Select the lines that contain "subtitle" and copy each of them.

▸ Dataset records
<<<<

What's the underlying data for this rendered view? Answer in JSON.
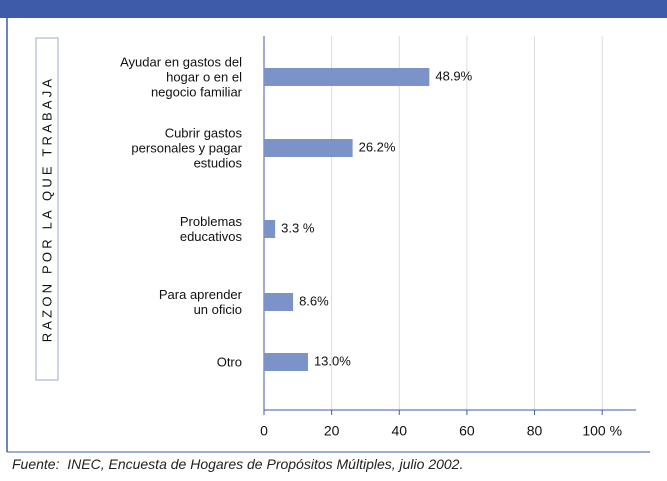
{
  "chart_data": {
    "type": "bar",
    "orientation": "horizontal",
    "y_axis_label": "RAZON POR LA QUE TRABAJA",
    "categories": [
      "Ayudar en gastos del\nhogar o en el\nnegocio familiar",
      "Cubrir gastos\npersonales y pagar\nestudios",
      "Problemas\neducativos",
      "Para aprender\nun oficio",
      "Otro"
    ],
    "values": [
      48.9,
      26.2,
      3.3,
      8.6,
      13.0
    ],
    "value_labels": [
      "48.9%",
      "26.2%",
      "3.3 %",
      "8.6%",
      "13.0%"
    ],
    "color": "#7b93c8",
    "xlim": [
      0,
      110
    ],
    "xticks": [
      0,
      20,
      40,
      60,
      80,
      {
        "value": 100,
        "label": "100 %"
      }
    ],
    "grid": true,
    "source": "Fuente:  INEC, Encuesta de Hogares de Propósitos Múltiples, julio 2002."
  }
}
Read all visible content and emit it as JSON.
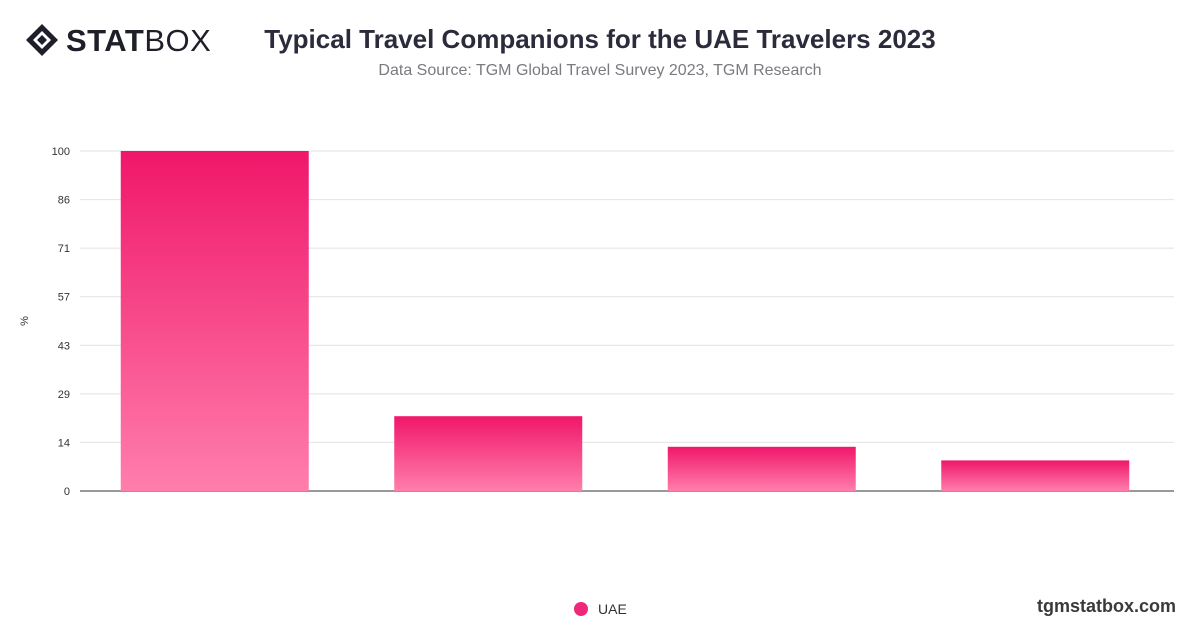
{
  "brand": {
    "logo_bold": "STAT",
    "logo_light": "BOX",
    "website": "tgmstatbox.com"
  },
  "header": {
    "title": "Typical Travel Companions for the UAE Travelers 2023",
    "subtitle": "Data Source: TGM Global Travel Survey 2023, TGM Research"
  },
  "chart_data": {
    "type": "bar",
    "title": "Typical Travel Companions for the UAE Travelers 2023",
    "subtitle": "Data Source: TGM Global Travel Survey 2023, TGM Research",
    "xlabel": "",
    "ylabel": "%",
    "ylim": [
      0,
      100
    ],
    "yticks": [
      "0",
      "14",
      "29",
      "43",
      "57",
      "71",
      "86",
      "100"
    ],
    "categories": [
      "",
      "",
      "",
      ""
    ],
    "series": [
      {
        "name": "UAE",
        "values": [
          100,
          22,
          13,
          9
        ]
      }
    ],
    "legend_position": "bottom-center",
    "grid": true,
    "colors": {
      "bar_top": "#f0176a",
      "bar_bottom": "#ff7eac",
      "grid": "#e2e2e2",
      "axis": "#333333"
    }
  },
  "legend": {
    "label": "UAE",
    "color": "#f0287a"
  }
}
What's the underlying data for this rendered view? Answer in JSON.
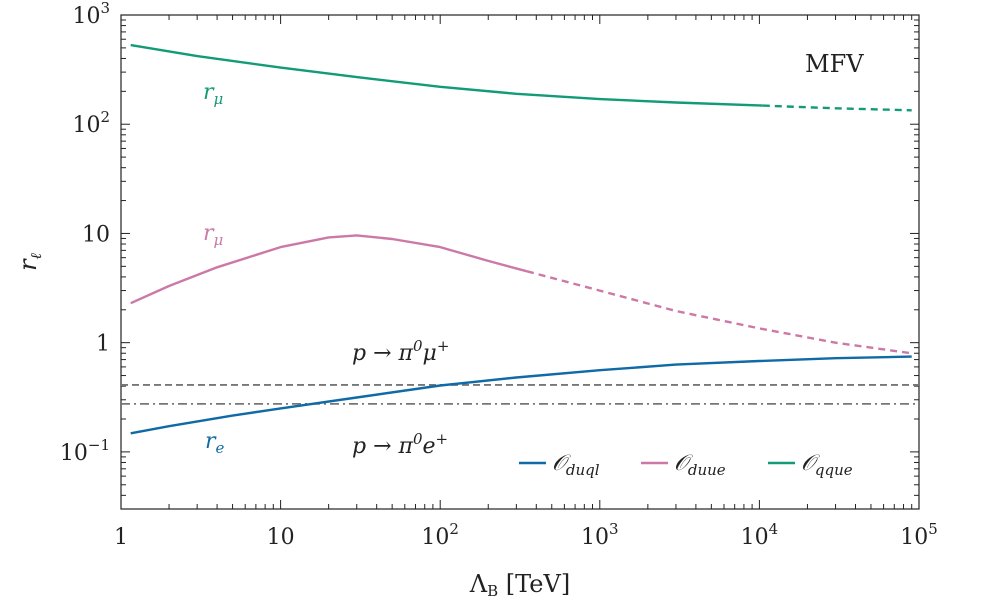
{
  "chart_data": {
    "type": "line",
    "x_scale": "log",
    "y_scale": "log",
    "xlim": [
      1,
      100000
    ],
    "ylim": [
      0.03,
      1000
    ],
    "xlabel": "Λ_B [TeV]",
    "ylabel": "r_ℓ",
    "x_ticks": [
      {
        "value": 1,
        "label": "1"
      },
      {
        "value": 10,
        "label": "10"
      },
      {
        "value": 100,
        "label": "10^2"
      },
      {
        "value": 1000,
        "label": "10^3"
      },
      {
        "value": 10000,
        "label": "10^4"
      },
      {
        "value": 100000,
        "label": "10^5"
      }
    ],
    "y_ticks": [
      {
        "value": 0.1,
        "label": "10^-1"
      },
      {
        "value": 1,
        "label": "1"
      },
      {
        "value": 10,
        "label": "10"
      },
      {
        "value": 100,
        "label": "10^2"
      },
      {
        "value": 1000,
        "label": "10^3"
      }
    ],
    "series": [
      {
        "name": "O_duql",
        "color": "#0f6aa6",
        "solid": [
          [
            1.15,
            0.148
          ],
          [
            2,
            0.172
          ],
          [
            5,
            0.215
          ],
          [
            10,
            0.25
          ],
          [
            30,
            0.315
          ],
          [
            100,
            0.405
          ],
          [
            300,
            0.48
          ],
          [
            1000,
            0.56
          ],
          [
            3000,
            0.63
          ],
          [
            10000,
            0.68
          ],
          [
            30000,
            0.72
          ],
          [
            90000,
            0.745
          ]
        ],
        "dashed": []
      },
      {
        "name": "O_duue",
        "color": "#cc79a7",
        "solid": [
          [
            1.15,
            2.3
          ],
          [
            2,
            3.3
          ],
          [
            4,
            4.9
          ],
          [
            10,
            7.5
          ],
          [
            20,
            9.2
          ],
          [
            30,
            9.6
          ],
          [
            50,
            8.9
          ],
          [
            100,
            7.5
          ],
          [
            200,
            5.6
          ],
          [
            350,
            4.5
          ]
        ],
        "dashed": [
          [
            350,
            4.5
          ],
          [
            1000,
            3.0
          ],
          [
            3000,
            1.95
          ],
          [
            10000,
            1.35
          ],
          [
            30000,
            1.0
          ],
          [
            90000,
            0.8
          ]
        ]
      },
      {
        "name": "O_qque",
        "color": "#129b77",
        "solid": [
          [
            1.15,
            530
          ],
          [
            3,
            420
          ],
          [
            10,
            330
          ],
          [
            30,
            270
          ],
          [
            100,
            220
          ],
          [
            300,
            190
          ],
          [
            1000,
            170
          ],
          [
            3000,
            158
          ],
          [
            10500,
            148
          ]
        ],
        "dashed": [
          [
            10500,
            148
          ],
          [
            30000,
            140
          ],
          [
            90000,
            134
          ]
        ]
      }
    ],
    "reference_lines": [
      {
        "label": "p → π⁰μ⁺",
        "y": 0.41,
        "style": "dashed",
        "color": "#777777"
      },
      {
        "label": "p → π⁰e⁺",
        "y": 0.275,
        "style": "dashdot",
        "color": "#777777"
      }
    ],
    "annotations": [
      {
        "text": "r_μ",
        "color": "#129b77",
        "near": "O_qque"
      },
      {
        "text": "r_μ",
        "color": "#cc79a7",
        "near": "O_duue"
      },
      {
        "text": "r_e",
        "color": "#0f6aa6",
        "near": "O_duql"
      },
      {
        "text": "MFV",
        "color": "#222222",
        "near": "top-right"
      }
    ],
    "legend": {
      "position": "bottom-right",
      "entries": [
        {
          "label": "O_duql",
          "color": "#0f6aa6"
        },
        {
          "label": "O_duue",
          "color": "#cc79a7"
        },
        {
          "label": "O_qque",
          "color": "#129b77"
        }
      ]
    },
    "grid": false
  }
}
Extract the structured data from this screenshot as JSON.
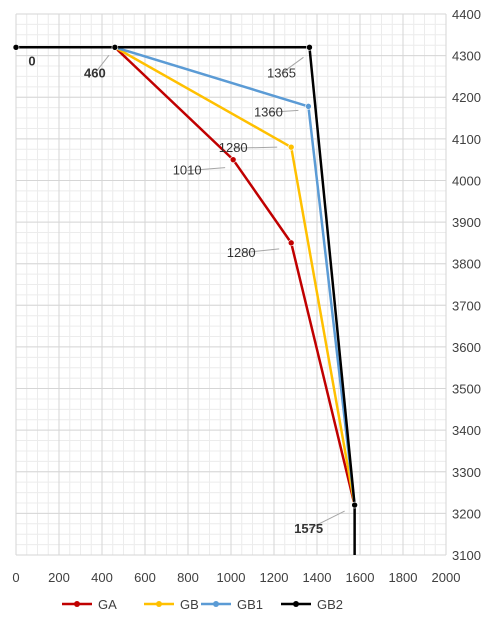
{
  "chart_data": {
    "type": "line",
    "title": "",
    "xlabel": "",
    "ylabel": "",
    "xlim": [
      0,
      2000
    ],
    "ylim": [
      3100,
      4400
    ],
    "x_ticks": [
      0,
      200,
      400,
      600,
      800,
      1000,
      1200,
      1400,
      1600,
      1800,
      2000
    ],
    "y_ticks": [
      3100,
      3200,
      3300,
      3400,
      3500,
      3600,
      3700,
      3800,
      3900,
      4000,
      4100,
      4200,
      4300,
      4400
    ],
    "y_axis_side": "right",
    "grid": true,
    "legend_position": "bottom",
    "series": [
      {
        "name": "GA",
        "color": "#c00000",
        "points": [
          [
            460,
            4320
          ],
          [
            1010,
            4050
          ],
          [
            1280,
            3850
          ],
          [
            1575,
            3220
          ]
        ]
      },
      {
        "name": "GB",
        "color": "#ffc000",
        "points": [
          [
            460,
            4320
          ],
          [
            1280,
            4080
          ],
          [
            1575,
            3220
          ]
        ]
      },
      {
        "name": "GB1",
        "color": "#5b9bd5",
        "points": [
          [
            460,
            4320
          ],
          [
            1360,
            4178
          ],
          [
            1575,
            3220
          ]
        ]
      },
      {
        "name": "GB2",
        "color": "#000000",
        "points": [
          [
            0,
            4320
          ],
          [
            460,
            4320
          ],
          [
            1365,
            4320
          ],
          [
            1575,
            3220
          ],
          [
            1575,
            3100
          ]
        ]
      }
    ],
    "annotations": [
      {
        "text": "0",
        "x": 0,
        "y": 4320,
        "bold": true,
        "color": "#333333"
      },
      {
        "text": "460",
        "x": 460,
        "y": 4320,
        "bold": true,
        "color": "#333333"
      },
      {
        "text": "1365",
        "x": 1365,
        "y": 4320,
        "bold": false,
        "color": "#333333"
      },
      {
        "text": "1360",
        "x": 1360,
        "y": 4178,
        "bold": false,
        "color": "#333333"
      },
      {
        "text": "1280",
        "x": 1280,
        "y": 4080,
        "bold": false,
        "color": "#333333"
      },
      {
        "text": "1010",
        "x": 1010,
        "y": 4050,
        "bold": false,
        "color": "#333333"
      },
      {
        "text": "1280",
        "x": 1280,
        "y": 3850,
        "bold": false,
        "color": "#333333"
      },
      {
        "text": "1575",
        "x": 1575,
        "y": 3220,
        "bold": true,
        "color": "#333333"
      }
    ]
  }
}
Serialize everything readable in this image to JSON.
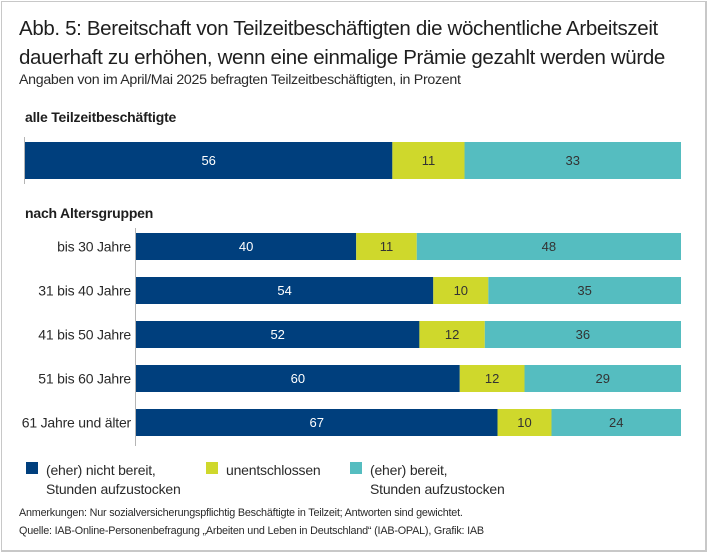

>>>>

▸ Problem solution
    "subtitle": "Data Source: TGM Global Travel Survey 2023, TGM Research"
    "subtitle": "Data Source: TGM Global Travel Survey 2023, TGM Research",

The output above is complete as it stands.